Supplied entries
#####
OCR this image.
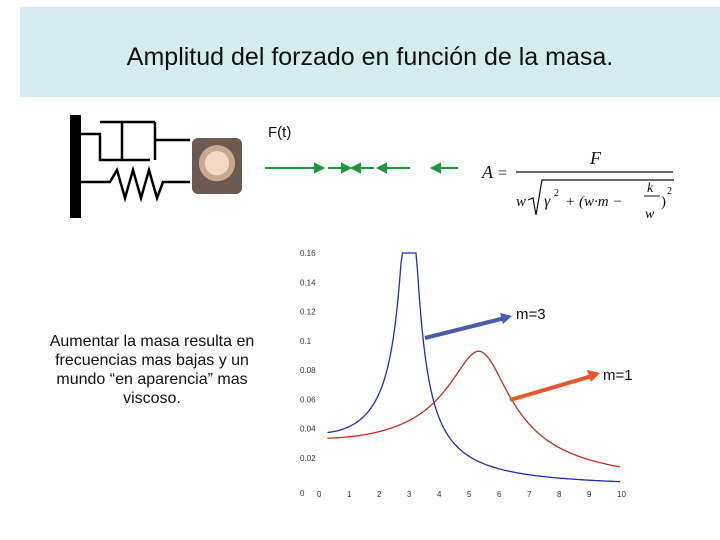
Amplitud del forzado en función de la masa.
F(t)
A =
F
w γ 2
+ (w·m −
k
w
)
2
Aumentar la masa resulta en frecuencias mas bajas y un mundo “en aparencia” mas viscoso.
0
0.02
0.04
0.06
0.08
0.1
0.12
0.14
0.16
0	1	2	3	4	5	6	7	8	9	10
m=3
m=1
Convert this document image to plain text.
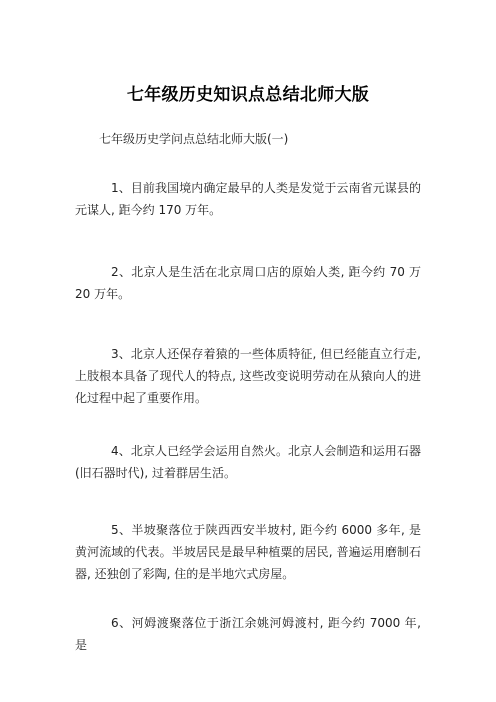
七年级历史知识点总结北师大版
七年级历史学问点总结北师大版(一)

1、目前我国境内确定最早的人类是发觉于云南省元谋县的元谋人, 距今约 170 万年。

2、北京人是生活在北京周口店的原始人类, 距今约 70 万 20 万年。

3、北京人还保存着猿的一些体质特征, 但已经能直立行走, 上肢根本具备了现代人的特点, 这些改变说明劳动在从猿向人的进化过程中起了重要作用。

4、北京人已经学会运用自然火。北京人会制造和运用石器(旧石器时代), 过着群居生活。

5、半坡聚落位于陕西西安半坡村, 距今约 6000 多年, 是黄河流域的代表。半坡居民是最早种植粟的居民, 普遍运用磨制石器, 还独创了彩陶, 住的是半地穴式房屋。

6、河姆渡聚落位于浙江余姚河姆渡村, 距今约 7000 年, 是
#####
Task brief
Transcribe the preceding listing in its entirety and with exact wording, leaving out pictures.

Complete response
OCR this image.
Amplitud del forzado en función de la masa.
F(t)
A =
F
w γ 2
+ (w·m −
k
w
)
2
Aumentar la masa resulta en frecuencias mas bajas y un mundo “en aparencia” mas viscoso.
0
0.02
0.04
0.06
0.08
0.1
0.12
0.14
0.16
0	1	2	3	4	5	6	7	8	9	10
m=3
m=1
Convert this document image to plain text.
七年级历史知识点总结北师大版
七年级历史学问点总结北师大版(一)

1、目前我国境内确定最早的人类是发觉于云南省元谋县的元谋人, 距今约 170 万年。

2、北京人是生活在北京周口店的原始人类, 距今约 70 万 20 万年。

3、北京人还保存着猿的一些体质特征, 但已经能直立行走, 上肢根本具备了现代人的特点, 这些改变说明劳动在从猿向人的进化过程中起了重要作用。

4、北京人已经学会运用自然火。北京人会制造和运用石器(旧石器时代), 过着群居生活。

5、半坡聚落位于陕西西安半坡村, 距今约 6000 多年, 是黄河流域的代表。半坡居民是最早种植粟的居民, 普遍运用磨制石器, 还独创了彩陶, 住的是半地穴式房屋。

6、河姆渡聚落位于浙江余姚河姆渡村, 距今约 7000 年, 是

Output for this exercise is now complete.